*PROBLEM TO SOLVE:*
Repeat the records below exactly, leaving out every picture.

— Begin —

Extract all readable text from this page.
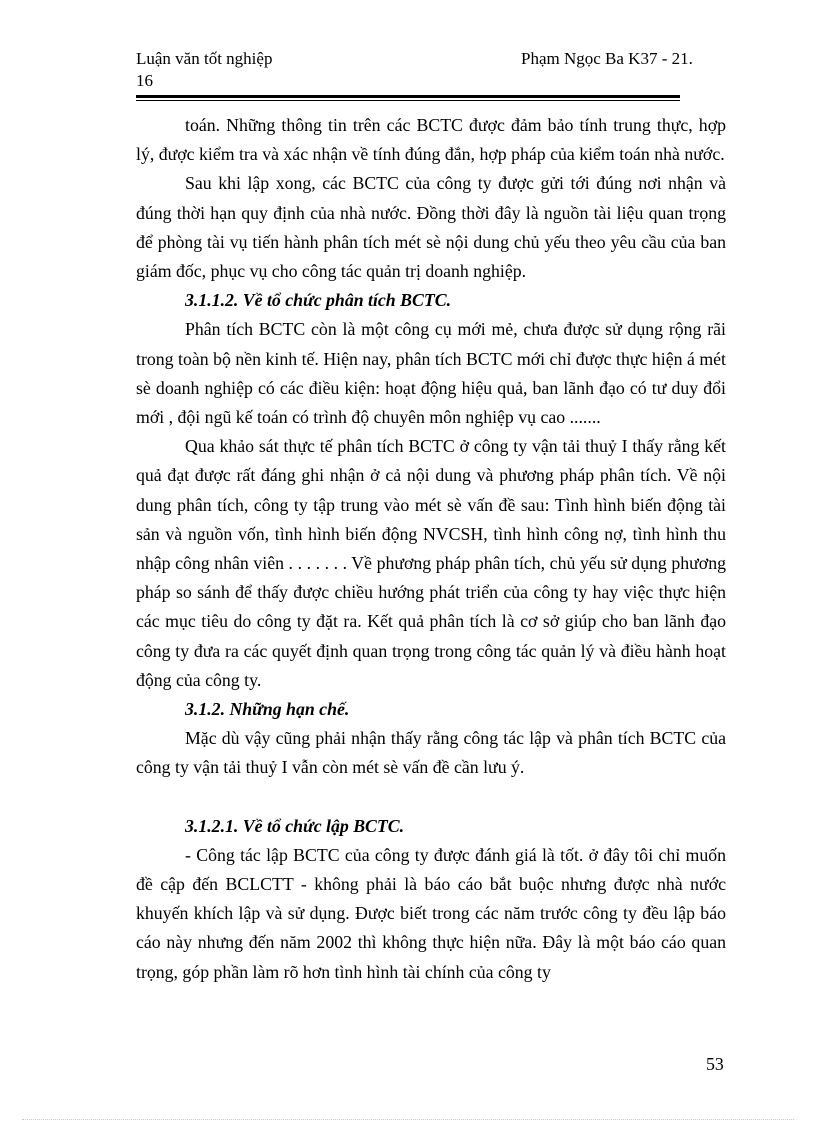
Luận văn tốt nghiệp	Phạm Ngọc Ba K37 - 21.
16

toán. Những thông tin trên các BCTC được đảm bảo tính trung thực, hợp lý, được kiểm tra và xác nhận về tính đúng đắn, hợp pháp của kiểm toán nhà nước.

Sau khi lập xong, các BCTC của công ty được gửi tới đúng nơi nhận và đúng thời hạn quy định của nhà nước. Đồng thời đây là nguồn tài liệu quan trọng để phòng tài vụ tiến hành phân tích mét sè nội dung chủ yếu theo yêu cầu của ban giám đốc, phục vụ cho công tác quản trị doanh nghiệp.

3.1.1.2. Về tổ chức phân tích BCTC.

Phân tích BCTC còn là một công cụ mới mẻ, chưa được sử dụng rộng rãi trong toàn bộ nền kinh tế. Hiện nay, phân tích BCTC mới chỉ được thực hiện á mét sè doanh nghiệp có các điều kiện: hoạt động hiệu quả, ban lãnh đạo có tư duy đổi mới , đội ngũ kế toán có trình độ chuyên môn nghiệp vụ cao .......

Qua khảo sát thực tế phân tích BCTC ở công ty vận tải thuỷ I thấy rằng kết quả đạt được rất đáng ghi nhận ở cả nội dung và phương pháp phân tích. Về nội dung phân tích, công ty tập trung vào mét sè vấn đề sau: Tình hình biến động tài sản và nguồn vốn, tình hình biến động NVCSH, tình hình công nợ, tình hình thu nhập công nhân viên . . . . . . . Về phương pháp phân tích, chủ yếu sử dụng phương pháp so sánh để thấy được chiều hướng phát triển của công ty hay việc thực hiện các mục tiêu do công ty đặt ra. Kết quả phân tích là cơ sở giúp cho ban lãnh đạo công ty đưa ra các quyết định quan trọng trong công tác quản lý và điều hành hoạt động của công ty.

3.1.2. Những hạn chế.

Mặc dù vậy cũng phải nhận thấy rằng công tác lập và phân tích BCTC của công ty vận tải thuỷ I vẫn còn mét sè vấn đề cần lưu ý.

3.1.2.1. Về tổ chức lập BCTC.

- Công tác lập BCTC của công ty được đánh giá là tốt. ở đây tôi chỉ muốn đề cập đến BCLCTT - không phải là báo cáo bắt buộc nhưng được nhà nước khuyến khích lập và sử dụng. Được biết trong các năm trước công ty đều lập báo cáo này nhưng đến năm 2002 thì không thực hiện nữa. Đây là một báo cáo quan trọng, góp phần làm rõ hơn tình hình tài chính của công ty

53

— End —

*FINAL ANSWER:*
Extract all readable text from this page.
Luận văn tốt nghiệp	Phạm Ngọc Ba K37 - 21.
16

toán. Những thông tin trên các BCTC được đảm bảo tính trung thực, hợp lý, được kiểm tra và xác nhận về tính đúng đắn, hợp pháp của kiểm toán nhà nước.

Sau khi lập xong, các BCTC của công ty được gửi tới đúng nơi nhận và đúng thời hạn quy định của nhà nước. Đồng thời đây là nguồn tài liệu quan trọng để phòng tài vụ tiến hành phân tích mét sè nội dung chủ yếu theo yêu cầu của ban giám đốc, phục vụ cho công tác quản trị doanh nghiệp.

3.1.1.2. Về tổ chức phân tích BCTC.

Phân tích BCTC còn là một công cụ mới mẻ, chưa được sử dụng rộng rãi trong toàn bộ nền kinh tế. Hiện nay, phân tích BCTC mới chỉ được thực hiện á mét sè doanh nghiệp có các điều kiện: hoạt động hiệu quả, ban lãnh đạo có tư duy đổi mới , đội ngũ kế toán có trình độ chuyên môn nghiệp vụ cao .......

Qua khảo sát thực tế phân tích BCTC ở công ty vận tải thuỷ I thấy rằng kết quả đạt được rất đáng ghi nhận ở cả nội dung và phương pháp phân tích. Về nội dung phân tích, công ty tập trung vào mét sè vấn đề sau: Tình hình biến động tài sản và nguồn vốn, tình hình biến động NVCSH, tình hình công nợ, tình hình thu nhập công nhân viên . . . . . . . Về phương pháp phân tích, chủ yếu sử dụng phương pháp so sánh để thấy được chiều hướng phát triển của công ty hay việc thực hiện các mục tiêu do công ty đặt ra. Kết quả phân tích là cơ sở giúp cho ban lãnh đạo công ty đưa ra các quyết định quan trọng trong công tác quản lý và điều hành hoạt động của công ty.

3.1.2. Những hạn chế.

Mặc dù vậy cũng phải nhận thấy rằng công tác lập và phân tích BCTC của công ty vận tải thuỷ I vẫn còn mét sè vấn đề cần lưu ý.

3.1.2.1. Về tổ chức lập BCTC.

- Công tác lập BCTC của công ty được đánh giá là tốt. ở đây tôi chỉ muốn đề cập đến BCLCTT - không phải là báo cáo bắt buộc nhưng được nhà nước khuyến khích lập và sử dụng. Được biết trong các năm trước công ty đều lập báo cáo này nhưng đến năm 2002 thì không thực hiện nữa. Đây là một báo cáo quan trọng, góp phần làm rõ hơn tình hình tài chính của công ty

53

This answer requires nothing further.